**Short problem:** Check each line of the listing, and copy it if it contains the word "xlabel".

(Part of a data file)
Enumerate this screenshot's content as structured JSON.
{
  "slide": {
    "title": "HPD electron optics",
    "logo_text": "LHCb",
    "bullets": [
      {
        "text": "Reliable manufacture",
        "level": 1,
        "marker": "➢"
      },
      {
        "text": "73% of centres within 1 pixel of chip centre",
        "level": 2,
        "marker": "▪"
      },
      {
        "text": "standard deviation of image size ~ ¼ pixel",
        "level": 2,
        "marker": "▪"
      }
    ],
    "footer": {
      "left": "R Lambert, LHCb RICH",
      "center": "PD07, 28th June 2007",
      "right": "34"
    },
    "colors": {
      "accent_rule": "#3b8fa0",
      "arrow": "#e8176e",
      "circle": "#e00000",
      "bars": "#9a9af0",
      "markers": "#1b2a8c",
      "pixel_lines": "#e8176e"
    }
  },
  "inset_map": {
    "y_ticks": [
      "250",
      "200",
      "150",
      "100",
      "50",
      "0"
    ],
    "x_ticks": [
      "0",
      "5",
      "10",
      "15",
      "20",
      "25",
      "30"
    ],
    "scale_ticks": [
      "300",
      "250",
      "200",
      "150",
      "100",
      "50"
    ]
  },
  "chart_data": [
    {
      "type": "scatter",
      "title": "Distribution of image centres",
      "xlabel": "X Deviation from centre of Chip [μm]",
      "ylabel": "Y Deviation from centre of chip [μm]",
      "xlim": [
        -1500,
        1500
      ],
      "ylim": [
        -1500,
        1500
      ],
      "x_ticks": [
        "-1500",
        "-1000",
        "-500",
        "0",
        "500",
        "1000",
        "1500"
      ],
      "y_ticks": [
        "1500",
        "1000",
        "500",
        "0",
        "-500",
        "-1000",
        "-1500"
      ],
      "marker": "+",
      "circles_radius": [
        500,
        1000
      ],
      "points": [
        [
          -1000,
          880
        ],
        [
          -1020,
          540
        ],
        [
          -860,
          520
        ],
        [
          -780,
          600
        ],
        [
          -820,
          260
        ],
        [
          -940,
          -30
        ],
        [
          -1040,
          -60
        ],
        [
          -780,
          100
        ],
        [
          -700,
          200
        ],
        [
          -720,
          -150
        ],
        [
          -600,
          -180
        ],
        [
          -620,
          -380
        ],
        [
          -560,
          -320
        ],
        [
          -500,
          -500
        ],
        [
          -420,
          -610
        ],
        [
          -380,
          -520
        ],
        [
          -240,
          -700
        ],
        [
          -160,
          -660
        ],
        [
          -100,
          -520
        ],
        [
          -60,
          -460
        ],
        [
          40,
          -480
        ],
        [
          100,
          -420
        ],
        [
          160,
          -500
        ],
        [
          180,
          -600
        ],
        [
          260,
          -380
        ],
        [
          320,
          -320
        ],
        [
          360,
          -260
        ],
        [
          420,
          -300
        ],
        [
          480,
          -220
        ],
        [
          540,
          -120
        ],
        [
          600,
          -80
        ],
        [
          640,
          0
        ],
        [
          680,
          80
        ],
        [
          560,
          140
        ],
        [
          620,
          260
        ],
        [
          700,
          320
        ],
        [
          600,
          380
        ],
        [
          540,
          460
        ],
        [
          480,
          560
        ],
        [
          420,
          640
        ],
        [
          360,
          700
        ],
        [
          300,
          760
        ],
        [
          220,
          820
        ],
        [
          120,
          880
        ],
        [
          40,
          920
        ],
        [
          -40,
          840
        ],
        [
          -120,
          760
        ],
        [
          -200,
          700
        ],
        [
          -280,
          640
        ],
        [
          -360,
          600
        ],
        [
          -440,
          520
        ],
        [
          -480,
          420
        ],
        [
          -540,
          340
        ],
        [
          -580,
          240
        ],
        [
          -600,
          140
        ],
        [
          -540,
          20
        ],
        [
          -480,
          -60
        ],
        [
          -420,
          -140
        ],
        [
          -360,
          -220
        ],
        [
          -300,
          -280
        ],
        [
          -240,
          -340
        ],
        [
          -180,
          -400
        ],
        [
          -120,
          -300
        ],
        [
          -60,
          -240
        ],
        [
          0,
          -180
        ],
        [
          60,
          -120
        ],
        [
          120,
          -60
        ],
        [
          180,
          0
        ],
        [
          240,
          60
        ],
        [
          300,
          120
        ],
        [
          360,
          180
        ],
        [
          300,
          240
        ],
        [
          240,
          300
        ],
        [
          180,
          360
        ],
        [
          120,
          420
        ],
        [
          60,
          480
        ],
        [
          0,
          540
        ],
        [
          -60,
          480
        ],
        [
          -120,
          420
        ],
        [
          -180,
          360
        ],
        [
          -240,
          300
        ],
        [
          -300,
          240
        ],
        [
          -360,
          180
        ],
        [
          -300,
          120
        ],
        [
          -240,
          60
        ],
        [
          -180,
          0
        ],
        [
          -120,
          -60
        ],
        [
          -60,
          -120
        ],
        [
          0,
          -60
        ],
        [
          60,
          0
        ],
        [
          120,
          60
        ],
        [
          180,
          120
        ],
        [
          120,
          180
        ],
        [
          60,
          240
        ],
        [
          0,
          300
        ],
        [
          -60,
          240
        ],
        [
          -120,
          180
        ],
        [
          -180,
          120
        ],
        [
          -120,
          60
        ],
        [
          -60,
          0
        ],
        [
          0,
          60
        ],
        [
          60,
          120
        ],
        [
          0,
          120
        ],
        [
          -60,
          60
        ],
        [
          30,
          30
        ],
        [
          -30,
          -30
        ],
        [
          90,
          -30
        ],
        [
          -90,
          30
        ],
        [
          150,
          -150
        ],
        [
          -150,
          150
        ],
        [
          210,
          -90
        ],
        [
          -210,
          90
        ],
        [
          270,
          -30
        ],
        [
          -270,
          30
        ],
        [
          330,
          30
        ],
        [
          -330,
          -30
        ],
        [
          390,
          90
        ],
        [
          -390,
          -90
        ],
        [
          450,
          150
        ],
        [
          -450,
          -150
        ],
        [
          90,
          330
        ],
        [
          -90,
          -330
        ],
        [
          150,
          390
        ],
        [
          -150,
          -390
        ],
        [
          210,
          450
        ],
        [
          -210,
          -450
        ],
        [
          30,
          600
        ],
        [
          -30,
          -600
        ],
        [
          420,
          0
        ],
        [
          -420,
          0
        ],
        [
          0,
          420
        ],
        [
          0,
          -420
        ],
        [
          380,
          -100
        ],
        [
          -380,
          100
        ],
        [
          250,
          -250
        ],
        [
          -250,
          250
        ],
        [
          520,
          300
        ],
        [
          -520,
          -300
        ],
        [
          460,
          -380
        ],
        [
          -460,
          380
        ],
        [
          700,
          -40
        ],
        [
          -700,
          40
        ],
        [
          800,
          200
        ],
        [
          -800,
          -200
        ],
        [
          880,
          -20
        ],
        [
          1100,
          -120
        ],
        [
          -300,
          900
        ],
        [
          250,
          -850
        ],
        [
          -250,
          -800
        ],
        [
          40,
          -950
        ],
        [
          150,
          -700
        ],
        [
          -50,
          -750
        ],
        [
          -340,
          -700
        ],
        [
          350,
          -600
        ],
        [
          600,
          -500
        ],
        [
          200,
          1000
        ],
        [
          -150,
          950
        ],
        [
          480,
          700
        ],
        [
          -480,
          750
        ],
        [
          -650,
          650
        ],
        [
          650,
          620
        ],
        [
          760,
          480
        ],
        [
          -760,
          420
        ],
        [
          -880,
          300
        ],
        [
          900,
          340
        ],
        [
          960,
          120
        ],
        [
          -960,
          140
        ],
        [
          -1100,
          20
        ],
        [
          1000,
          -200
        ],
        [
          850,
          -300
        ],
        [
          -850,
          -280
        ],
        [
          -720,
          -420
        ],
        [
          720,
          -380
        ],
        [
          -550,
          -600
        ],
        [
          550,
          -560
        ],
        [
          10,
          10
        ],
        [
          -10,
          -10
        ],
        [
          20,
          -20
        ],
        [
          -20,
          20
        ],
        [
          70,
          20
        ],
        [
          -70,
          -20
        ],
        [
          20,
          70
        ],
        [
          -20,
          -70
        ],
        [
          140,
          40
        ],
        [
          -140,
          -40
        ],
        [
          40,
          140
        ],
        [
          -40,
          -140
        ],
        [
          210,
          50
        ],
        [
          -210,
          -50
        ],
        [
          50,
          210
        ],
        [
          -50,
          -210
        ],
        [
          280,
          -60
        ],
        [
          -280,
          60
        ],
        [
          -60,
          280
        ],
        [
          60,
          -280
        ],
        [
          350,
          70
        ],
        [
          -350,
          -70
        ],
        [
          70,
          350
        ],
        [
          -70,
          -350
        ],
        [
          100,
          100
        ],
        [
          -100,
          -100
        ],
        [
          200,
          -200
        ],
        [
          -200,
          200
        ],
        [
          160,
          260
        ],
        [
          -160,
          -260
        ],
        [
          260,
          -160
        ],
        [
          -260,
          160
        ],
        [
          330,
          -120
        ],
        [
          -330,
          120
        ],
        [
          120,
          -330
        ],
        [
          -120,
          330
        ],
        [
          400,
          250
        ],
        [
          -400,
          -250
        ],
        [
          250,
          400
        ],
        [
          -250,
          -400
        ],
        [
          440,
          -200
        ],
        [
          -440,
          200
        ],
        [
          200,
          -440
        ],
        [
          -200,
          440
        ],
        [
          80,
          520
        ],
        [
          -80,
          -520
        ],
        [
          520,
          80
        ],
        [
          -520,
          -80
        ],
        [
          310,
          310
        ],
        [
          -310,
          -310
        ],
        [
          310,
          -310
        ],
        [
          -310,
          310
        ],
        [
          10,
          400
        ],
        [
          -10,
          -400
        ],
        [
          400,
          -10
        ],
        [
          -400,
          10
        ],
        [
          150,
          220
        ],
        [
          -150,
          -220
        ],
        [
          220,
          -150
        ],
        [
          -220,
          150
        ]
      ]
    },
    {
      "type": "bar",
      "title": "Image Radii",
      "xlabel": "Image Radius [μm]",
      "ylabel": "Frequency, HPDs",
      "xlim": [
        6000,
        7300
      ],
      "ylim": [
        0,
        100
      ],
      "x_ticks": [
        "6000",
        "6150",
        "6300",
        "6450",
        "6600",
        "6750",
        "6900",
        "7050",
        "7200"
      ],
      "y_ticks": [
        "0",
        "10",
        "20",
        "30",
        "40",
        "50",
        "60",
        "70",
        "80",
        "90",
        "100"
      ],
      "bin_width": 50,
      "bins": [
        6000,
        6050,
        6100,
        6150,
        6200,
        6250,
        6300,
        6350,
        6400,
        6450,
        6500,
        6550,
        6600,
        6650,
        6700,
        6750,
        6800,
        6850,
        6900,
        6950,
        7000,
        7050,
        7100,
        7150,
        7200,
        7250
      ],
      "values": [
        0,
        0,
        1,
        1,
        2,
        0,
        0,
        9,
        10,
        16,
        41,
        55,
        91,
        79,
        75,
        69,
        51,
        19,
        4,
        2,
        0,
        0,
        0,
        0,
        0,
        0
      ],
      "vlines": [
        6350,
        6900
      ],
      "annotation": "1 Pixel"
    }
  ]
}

**Output of the task:**
      "xlabel": "X Deviation from centre of Chip [μm]",
      "xlabel": "Image Radius [μm]",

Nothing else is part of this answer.